• Set exercise
The records that follow must be repeated verbatim, every one of them.

--- Supplied records ---

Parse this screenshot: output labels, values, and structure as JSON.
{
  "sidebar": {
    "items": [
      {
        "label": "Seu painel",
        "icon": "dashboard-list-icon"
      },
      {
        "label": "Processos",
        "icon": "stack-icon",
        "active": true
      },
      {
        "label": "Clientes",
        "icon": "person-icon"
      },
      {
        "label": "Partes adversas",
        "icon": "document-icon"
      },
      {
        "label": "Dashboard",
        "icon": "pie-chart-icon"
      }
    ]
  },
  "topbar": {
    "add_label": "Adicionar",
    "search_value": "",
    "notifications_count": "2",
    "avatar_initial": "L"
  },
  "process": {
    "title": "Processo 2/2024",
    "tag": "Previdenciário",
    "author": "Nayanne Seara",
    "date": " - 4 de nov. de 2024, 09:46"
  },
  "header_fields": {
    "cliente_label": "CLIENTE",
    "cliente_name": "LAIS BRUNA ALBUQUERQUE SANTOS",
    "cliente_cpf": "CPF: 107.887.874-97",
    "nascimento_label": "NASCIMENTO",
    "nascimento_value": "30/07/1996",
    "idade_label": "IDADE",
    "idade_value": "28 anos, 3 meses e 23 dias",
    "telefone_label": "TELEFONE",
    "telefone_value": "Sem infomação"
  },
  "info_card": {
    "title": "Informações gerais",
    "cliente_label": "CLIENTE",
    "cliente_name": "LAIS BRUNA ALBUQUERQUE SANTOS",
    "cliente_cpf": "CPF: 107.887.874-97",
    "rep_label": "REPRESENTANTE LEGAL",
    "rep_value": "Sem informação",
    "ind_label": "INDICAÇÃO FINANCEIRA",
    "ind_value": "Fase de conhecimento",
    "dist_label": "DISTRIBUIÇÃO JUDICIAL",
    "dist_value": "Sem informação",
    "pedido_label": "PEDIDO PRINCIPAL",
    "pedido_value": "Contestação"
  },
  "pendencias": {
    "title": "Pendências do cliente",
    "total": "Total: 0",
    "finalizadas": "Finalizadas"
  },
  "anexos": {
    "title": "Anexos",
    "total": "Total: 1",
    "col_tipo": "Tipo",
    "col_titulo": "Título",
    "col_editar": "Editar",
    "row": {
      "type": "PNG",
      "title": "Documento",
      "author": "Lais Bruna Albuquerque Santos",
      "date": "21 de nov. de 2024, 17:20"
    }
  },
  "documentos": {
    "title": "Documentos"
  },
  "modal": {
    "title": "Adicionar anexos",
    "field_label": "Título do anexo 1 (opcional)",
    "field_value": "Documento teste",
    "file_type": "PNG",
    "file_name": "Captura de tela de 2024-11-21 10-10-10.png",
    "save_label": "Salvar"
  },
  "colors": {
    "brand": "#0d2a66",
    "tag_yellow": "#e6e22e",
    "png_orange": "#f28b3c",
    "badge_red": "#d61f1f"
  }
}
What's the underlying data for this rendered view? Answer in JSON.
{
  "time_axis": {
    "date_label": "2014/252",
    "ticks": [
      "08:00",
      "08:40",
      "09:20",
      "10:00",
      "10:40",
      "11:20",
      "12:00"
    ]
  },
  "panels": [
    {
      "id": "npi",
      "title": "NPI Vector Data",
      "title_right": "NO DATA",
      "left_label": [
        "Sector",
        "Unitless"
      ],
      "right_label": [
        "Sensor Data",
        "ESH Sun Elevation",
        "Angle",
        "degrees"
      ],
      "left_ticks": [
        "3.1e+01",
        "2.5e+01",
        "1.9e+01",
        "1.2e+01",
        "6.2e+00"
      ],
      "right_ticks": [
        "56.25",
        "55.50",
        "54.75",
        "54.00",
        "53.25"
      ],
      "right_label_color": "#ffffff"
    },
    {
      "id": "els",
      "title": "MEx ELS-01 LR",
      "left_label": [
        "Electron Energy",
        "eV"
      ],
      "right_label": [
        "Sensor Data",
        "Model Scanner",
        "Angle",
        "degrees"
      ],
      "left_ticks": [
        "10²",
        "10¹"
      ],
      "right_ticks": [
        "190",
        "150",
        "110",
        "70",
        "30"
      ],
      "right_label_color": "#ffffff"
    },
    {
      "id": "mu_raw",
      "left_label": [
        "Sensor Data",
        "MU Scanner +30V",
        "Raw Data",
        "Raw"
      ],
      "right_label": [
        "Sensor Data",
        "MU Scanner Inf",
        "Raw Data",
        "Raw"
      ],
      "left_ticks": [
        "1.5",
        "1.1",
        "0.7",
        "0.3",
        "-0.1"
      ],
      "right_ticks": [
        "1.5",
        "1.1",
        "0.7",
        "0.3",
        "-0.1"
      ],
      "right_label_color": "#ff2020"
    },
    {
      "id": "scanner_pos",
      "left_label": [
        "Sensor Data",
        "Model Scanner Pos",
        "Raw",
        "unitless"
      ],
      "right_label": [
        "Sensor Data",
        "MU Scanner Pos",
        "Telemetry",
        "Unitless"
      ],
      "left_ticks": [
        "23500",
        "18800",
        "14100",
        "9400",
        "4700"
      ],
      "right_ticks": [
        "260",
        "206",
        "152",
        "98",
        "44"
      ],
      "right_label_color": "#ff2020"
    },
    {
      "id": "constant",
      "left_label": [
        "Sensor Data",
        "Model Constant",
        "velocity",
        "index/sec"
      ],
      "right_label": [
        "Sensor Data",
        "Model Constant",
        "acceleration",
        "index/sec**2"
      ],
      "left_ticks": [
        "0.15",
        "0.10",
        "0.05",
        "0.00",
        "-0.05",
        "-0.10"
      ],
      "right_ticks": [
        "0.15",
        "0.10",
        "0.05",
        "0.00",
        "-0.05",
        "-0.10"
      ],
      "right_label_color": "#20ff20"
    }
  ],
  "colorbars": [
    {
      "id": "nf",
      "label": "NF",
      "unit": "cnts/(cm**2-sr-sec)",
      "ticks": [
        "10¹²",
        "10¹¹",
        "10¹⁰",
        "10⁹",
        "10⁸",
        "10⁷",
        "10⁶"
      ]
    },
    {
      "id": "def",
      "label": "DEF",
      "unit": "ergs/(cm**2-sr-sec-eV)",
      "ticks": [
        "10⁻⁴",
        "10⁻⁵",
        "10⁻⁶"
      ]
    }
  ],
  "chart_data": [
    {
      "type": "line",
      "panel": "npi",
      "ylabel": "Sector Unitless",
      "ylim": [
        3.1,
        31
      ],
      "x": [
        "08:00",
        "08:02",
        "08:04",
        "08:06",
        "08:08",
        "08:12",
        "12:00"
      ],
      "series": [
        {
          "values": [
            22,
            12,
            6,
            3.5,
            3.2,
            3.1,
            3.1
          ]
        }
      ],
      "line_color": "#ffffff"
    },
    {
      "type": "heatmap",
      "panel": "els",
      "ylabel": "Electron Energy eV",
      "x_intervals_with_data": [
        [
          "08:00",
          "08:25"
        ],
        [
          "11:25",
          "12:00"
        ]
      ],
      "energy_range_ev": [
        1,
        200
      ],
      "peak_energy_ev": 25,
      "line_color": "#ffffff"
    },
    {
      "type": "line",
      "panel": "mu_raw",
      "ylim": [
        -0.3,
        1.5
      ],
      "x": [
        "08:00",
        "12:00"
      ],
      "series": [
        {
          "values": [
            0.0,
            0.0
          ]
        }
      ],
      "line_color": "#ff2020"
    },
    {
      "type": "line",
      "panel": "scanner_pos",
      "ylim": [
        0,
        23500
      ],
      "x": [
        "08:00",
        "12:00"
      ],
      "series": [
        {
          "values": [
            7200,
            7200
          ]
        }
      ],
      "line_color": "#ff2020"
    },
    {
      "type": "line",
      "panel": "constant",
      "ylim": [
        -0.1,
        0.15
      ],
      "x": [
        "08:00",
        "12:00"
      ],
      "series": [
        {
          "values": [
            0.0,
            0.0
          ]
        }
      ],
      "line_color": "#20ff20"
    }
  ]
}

---

• Exercise result
Parse this screenshot: output labels, values, and structure as JSON.
{
  "sidebar": {
    "items": [
      {
        "label": "Seu painel",
        "icon": "dashboard-list-icon"
      },
      {
        "label": "Processos",
        "icon": "stack-icon",
        "active": true
      },
      {
        "label": "Clientes",
        "icon": "person-icon"
      },
      {
        "label": "Partes adversas",
        "icon": "document-icon"
      },
      {
        "label": "Dashboard",
        "icon": "pie-chart-icon"
      }
    ]
  },
  "topbar": {
    "add_label": "Adicionar",
    "search_value": "",
    "notifications_count": "2",
    "avatar_initial": "L"
  },
  "process": {
    "title": "Processo 2/2024",
    "tag": "Previdenciário",
    "author": "Nayanne Seara",
    "date": " - 4 de nov. de 2024, 09:46"
  },
  "header_fields": {
    "cliente_label": "CLIENTE",
    "cliente_name": "LAIS BRUNA ALBUQUERQUE SANTOS",
    "cliente_cpf": "CPF: 107.887.874-97",
    "nascimento_label": "NASCIMENTO",
    "nascimento_value": "30/07/1996",
    "idade_label": "IDADE",
    "idade_value": "28 anos, 3 meses e 23 dias",
    "telefone_label": "TELEFONE",
    "telefone_value": "Sem infomação"
  },
  "info_card": {
    "title": "Informações gerais",
    "cliente_label": "CLIENTE",
    "cliente_name": "LAIS BRUNA ALBUQUERQUE SANTOS",
    "cliente_cpf": "CPF: 107.887.874-97",
    "rep_label": "REPRESENTANTE LEGAL",
    "rep_value": "Sem informação",
    "ind_label": "INDICAÇÃO FINANCEIRA",
    "ind_value": "Fase de conhecimento",
    "dist_label": "DISTRIBUIÇÃO JUDICIAL",
    "dist_value": "Sem informação",
    "pedido_label": "PEDIDO PRINCIPAL",
    "pedido_value": "Contestação"
  },
  "pendencias": {
    "title": "Pendências do cliente",
    "total": "Total: 0",
    "finalizadas": "Finalizadas"
  },
  "anexos": {
    "title": "Anexos",
    "total": "Total: 1",
    "col_tipo": "Tipo",
    "col_titulo": "Título",
    "col_editar": "Editar",
    "row": {
      "type": "PNG",
      "title": "Documento",
      "author": "Lais Bruna Albuquerque Santos",
      "date": "21 de nov. de 2024, 17:20"
    }
  },
  "documentos": {
    "title": "Documentos"
  },
  "modal": {
    "title": "Adicionar anexos",
    "field_label": "Título do anexo 1 (opcional)",
    "field_value": "Documento teste",
    "file_type": "PNG",
    "file_name": "Captura de tela de 2024-11-21 10-10-10.png",
    "save_label": "Salvar"
  },
  "colors": {
    "brand": "#0d2a66",
    "tag_yellow": "#e6e22e",
    "png_orange": "#f28b3c",
    "badge_red": "#d61f1f"
  }
}
What's the underlying data for this rendered view? Answer in JSON.
{
  "time_axis": {
    "date_label": "2014/252",
    "ticks": [
      "08:00",
      "08:40",
      "09:20",
      "10:00",
      "10:40",
      "11:20",
      "12:00"
    ]
  },
  "panels": [
    {
      "id": "npi",
      "title": "NPI Vector Data",
      "title_right": "NO DATA",
      "left_label": [
        "Sector",
        "Unitless"
      ],
      "right_label": [
        "Sensor Data",
        "ESH Sun Elevation",
        "Angle",
        "degrees"
      ],
      "left_ticks": [
        "3.1e+01",
        "2.5e+01",
        "1.9e+01",
        "1.2e+01",
        "6.2e+00"
      ],
      "right_ticks": [
        "56.25",
        "55.50",
        "54.75",
        "54.00",
        "53.25"
      ],
      "right_label_color": "#ffffff"
    },
    {
      "id": "els",
      "title": "MEx ELS-01 LR",
      "left_label": [
        "Electron Energy",
        "eV"
      ],
      "right_label": [
        "Sensor Data",
        "Model Scanner",
        "Angle",
        "degrees"
      ],
      "left_ticks": [
        "10²",
        "10¹"
      ],
      "right_ticks": [
        "190",
        "150",
        "110",
        "70",
        "30"
      ],
      "right_label_color": "#ffffff"
    },
    {
      "id": "mu_raw",
      "left_label": [
        "Sensor Data",
        "MU Scanner +30V",
        "Raw Data",
        "Raw"
      ],
      "right_label": [
        "Sensor Data",
        "MU Scanner Inf",
        "Raw Data",
        "Raw"
      ],
      "left_ticks": [
        "1.5",
        "1.1",
        "0.7",
        "0.3",
        "-0.1"
      ],
      "right_ticks": [
        "1.5",
        "1.1",
        "0.7",
        "0.3",
        "-0.1"
      ],
      "right_label_color": "#ff2020"
    },
    {
      "id": "scanner_pos",
      "left_label": [
        "Sensor Data",
        "Model Scanner Pos",
        "Raw",
        "unitless"
      ],
      "right_label": [
        "Sensor Data",
        "MU Scanner Pos",
        "Telemetry",
        "Unitless"
      ],
      "left_ticks": [
        "23500",
        "18800",
        "14100",
        "9400",
        "4700"
      ],
      "right_ticks": [
        "260",
        "206",
        "152",
        "98",
        "44"
      ],
      "right_label_color": "#ff2020"
    },
    {
      "id": "constant",
      "left_label": [
        "Sensor Data",
        "Model Constant",
        "velocity",
        "index/sec"
      ],
      "right_label": [
        "Sensor Data",
        "Model Constant",
        "acceleration",
        "index/sec**2"
      ],
      "left_ticks": [
        "0.15",
        "0.10",
        "0.05",
        "0.00",
        "-0.05",
        "-0.10"
      ],
      "right_ticks": [
        "0.15",
        "0.10",
        "0.05",
        "0.00",
        "-0.05",
        "-0.10"
      ],
      "right_label_color": "#20ff20"
    }
  ],
  "colorbars": [
    {
      "id": "nf",
      "label": "NF",
      "unit": "cnts/(cm**2-sr-sec)",
      "ticks": [
        "10¹²",
        "10¹¹",
        "10¹⁰",
        "10⁹",
        "10⁸",
        "10⁷",
        "10⁶"
      ]
    },
    {
      "id": "def",
      "label": "DEF",
      "unit": "ergs/(cm**2-sr-sec-eV)",
      "ticks": [
        "10⁻⁴",
        "10⁻⁵",
        "10⁻⁶"
      ]
    }
  ],
  "chart_data": [
    {
      "type": "line",
      "panel": "npi",
      "ylabel": "Sector Unitless",
      "ylim": [
        3.1,
        31
      ],
      "x": [
        "08:00",
        "08:02",
        "08:04",
        "08:06",
        "08:08",
        "08:12",
        "12:00"
      ],
      "series": [
        {
          "values": [
            22,
            12,
            6,
            3.5,
            3.2,
            3.1,
            3.1
          ]
        }
      ],
      "line_color": "#ffffff"
    },
    {
      "type": "heatmap",
      "panel": "els",
      "ylabel": "Electron Energy eV",
      "x_intervals_with_data": [
        [
          "08:00",
          "08:25"
        ],
        [
          "11:25",
          "12:00"
        ]
      ],
      "energy_range_ev": [
        1,
        200
      ],
      "peak_energy_ev": 25,
      "line_color": "#ffffff"
    },
    {
      "type": "line",
      "panel": "mu_raw",
      "ylim": [
        -0.3,
        1.5
      ],
      "x": [
        "08:00",
        "12:00"
      ],
      "series": [
        {
          "values": [
            0.0,
            0.0
          ]
        }
      ],
      "line_color": "#ff2020"
    },
    {
      "type": "line",
      "panel": "scanner_pos",
      "ylim": [
        0,
        23500
      ],
      "x": [
        "08:00",
        "12:00"
      ],
      "series": [
        {
          "values": [
            7200,
            7200
          ]
        }
      ],
      "line_color": "#ff2020"
    },
    {
      "type": "line",
      "panel": "constant",
      "ylim": [
        -0.1,
        0.15
      ],
      "x": [
        "08:00",
        "12:00"
      ],
      "series": [
        {
          "values": [
            0.0,
            0.0
          ]
        }
      ],
      "line_color": "#20ff20"
    }
  ]
}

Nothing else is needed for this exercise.